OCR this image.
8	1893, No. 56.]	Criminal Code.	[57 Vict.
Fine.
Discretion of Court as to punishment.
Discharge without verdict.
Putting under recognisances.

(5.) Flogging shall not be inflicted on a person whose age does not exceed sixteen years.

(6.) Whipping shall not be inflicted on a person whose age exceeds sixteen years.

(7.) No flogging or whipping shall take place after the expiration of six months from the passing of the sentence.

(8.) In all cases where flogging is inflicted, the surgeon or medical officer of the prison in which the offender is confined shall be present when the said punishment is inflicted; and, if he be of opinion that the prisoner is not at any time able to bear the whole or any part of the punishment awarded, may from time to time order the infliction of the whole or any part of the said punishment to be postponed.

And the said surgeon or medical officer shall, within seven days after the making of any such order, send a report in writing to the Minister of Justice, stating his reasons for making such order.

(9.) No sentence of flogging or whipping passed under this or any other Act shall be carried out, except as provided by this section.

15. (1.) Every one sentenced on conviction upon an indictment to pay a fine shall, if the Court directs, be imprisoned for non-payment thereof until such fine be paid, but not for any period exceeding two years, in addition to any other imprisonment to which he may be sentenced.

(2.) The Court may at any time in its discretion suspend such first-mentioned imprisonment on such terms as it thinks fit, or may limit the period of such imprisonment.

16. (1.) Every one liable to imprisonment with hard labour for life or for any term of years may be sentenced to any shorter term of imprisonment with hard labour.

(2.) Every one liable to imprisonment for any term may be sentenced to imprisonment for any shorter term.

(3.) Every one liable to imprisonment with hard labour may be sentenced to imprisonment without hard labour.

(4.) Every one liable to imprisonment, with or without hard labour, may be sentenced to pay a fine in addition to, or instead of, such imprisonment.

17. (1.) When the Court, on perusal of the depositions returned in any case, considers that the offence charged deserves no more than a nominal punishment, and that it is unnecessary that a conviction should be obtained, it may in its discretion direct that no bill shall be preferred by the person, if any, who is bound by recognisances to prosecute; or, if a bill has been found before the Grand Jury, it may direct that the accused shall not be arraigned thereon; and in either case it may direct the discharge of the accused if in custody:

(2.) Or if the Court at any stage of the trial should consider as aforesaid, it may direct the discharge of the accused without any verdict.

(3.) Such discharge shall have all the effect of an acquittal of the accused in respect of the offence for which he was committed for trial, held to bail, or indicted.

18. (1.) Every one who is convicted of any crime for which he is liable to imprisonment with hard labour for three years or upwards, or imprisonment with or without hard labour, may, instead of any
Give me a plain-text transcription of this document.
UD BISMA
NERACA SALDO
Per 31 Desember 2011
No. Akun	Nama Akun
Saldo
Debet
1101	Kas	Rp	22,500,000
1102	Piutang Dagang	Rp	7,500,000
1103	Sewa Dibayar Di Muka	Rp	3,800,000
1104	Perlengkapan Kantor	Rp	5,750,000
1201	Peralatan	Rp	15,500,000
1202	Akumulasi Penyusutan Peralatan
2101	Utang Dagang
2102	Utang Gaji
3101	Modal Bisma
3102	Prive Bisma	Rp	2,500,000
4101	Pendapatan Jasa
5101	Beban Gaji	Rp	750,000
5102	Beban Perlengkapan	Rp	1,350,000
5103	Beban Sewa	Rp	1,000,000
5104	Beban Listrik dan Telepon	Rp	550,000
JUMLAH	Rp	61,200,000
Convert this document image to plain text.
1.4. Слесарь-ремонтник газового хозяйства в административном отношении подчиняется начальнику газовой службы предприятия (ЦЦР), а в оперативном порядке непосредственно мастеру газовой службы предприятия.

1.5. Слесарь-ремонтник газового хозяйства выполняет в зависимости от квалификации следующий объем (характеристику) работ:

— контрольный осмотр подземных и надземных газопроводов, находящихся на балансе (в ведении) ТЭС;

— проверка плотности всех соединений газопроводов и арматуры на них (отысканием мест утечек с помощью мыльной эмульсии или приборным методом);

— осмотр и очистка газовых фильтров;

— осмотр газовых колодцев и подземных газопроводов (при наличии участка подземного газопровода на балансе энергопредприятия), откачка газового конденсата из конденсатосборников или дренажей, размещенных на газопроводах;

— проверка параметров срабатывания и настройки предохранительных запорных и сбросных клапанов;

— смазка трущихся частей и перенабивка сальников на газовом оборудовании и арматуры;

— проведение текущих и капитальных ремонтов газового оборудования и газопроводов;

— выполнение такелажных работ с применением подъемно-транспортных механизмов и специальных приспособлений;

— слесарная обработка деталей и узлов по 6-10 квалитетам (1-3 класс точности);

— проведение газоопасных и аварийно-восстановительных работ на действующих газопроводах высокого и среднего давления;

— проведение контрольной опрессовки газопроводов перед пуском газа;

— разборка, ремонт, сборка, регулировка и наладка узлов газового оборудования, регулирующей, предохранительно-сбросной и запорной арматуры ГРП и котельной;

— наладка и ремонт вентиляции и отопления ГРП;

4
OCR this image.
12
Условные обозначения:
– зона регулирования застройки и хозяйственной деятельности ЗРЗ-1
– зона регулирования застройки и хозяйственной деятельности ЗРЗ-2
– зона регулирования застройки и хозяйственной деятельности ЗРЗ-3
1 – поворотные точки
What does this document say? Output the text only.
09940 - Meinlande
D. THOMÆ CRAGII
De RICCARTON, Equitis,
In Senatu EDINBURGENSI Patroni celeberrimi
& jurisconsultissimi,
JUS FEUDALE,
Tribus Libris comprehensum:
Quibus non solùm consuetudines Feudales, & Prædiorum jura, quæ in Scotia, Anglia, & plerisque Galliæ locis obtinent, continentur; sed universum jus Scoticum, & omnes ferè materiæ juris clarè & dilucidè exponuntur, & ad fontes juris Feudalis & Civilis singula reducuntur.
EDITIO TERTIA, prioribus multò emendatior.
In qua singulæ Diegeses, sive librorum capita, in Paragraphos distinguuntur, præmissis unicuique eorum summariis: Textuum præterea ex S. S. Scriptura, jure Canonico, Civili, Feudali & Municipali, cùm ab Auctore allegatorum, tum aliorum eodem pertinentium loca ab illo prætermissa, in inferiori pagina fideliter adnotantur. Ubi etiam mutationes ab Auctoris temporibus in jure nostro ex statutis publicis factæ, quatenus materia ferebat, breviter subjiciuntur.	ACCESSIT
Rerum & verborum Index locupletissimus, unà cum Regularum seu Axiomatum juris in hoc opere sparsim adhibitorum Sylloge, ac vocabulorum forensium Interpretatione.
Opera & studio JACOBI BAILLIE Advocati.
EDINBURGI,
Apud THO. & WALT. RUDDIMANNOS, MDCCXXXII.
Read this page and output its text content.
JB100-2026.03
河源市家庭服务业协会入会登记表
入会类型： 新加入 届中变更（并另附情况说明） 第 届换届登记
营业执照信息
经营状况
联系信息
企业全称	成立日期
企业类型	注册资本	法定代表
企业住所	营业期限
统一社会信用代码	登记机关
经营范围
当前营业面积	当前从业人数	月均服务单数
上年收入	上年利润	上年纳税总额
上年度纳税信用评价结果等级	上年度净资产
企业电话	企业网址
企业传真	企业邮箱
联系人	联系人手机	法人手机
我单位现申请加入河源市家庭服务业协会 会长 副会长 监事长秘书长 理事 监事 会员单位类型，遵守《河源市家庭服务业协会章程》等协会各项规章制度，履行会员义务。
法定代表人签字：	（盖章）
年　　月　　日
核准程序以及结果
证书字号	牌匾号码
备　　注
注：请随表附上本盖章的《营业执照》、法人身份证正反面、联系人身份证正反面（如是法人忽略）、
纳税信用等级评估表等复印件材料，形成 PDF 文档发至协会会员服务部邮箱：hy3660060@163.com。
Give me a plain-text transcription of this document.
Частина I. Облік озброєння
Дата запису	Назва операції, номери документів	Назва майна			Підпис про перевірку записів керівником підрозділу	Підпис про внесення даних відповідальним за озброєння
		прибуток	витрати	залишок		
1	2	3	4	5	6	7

☆ ☆ ☆ ☆ ☆ ☆ ☆

**Work to do**:
Each line in the data that holds the string "period" should be found and copied.

**Result of the task**:
15. (1.) Every one sentenced on conviction upon an indictment to pay a fine shall, if the Court directs, be imprisoned for non-payment thereof until such fine be paid, but not for any period exceeding two years, in addition to any other imprisonment to which he may be sentenced.
(2.) The Court may at any time in its discretion suspend such first-mentioned imprisonment on such terms as it thinks fit, or may limit the period of such imprisonment.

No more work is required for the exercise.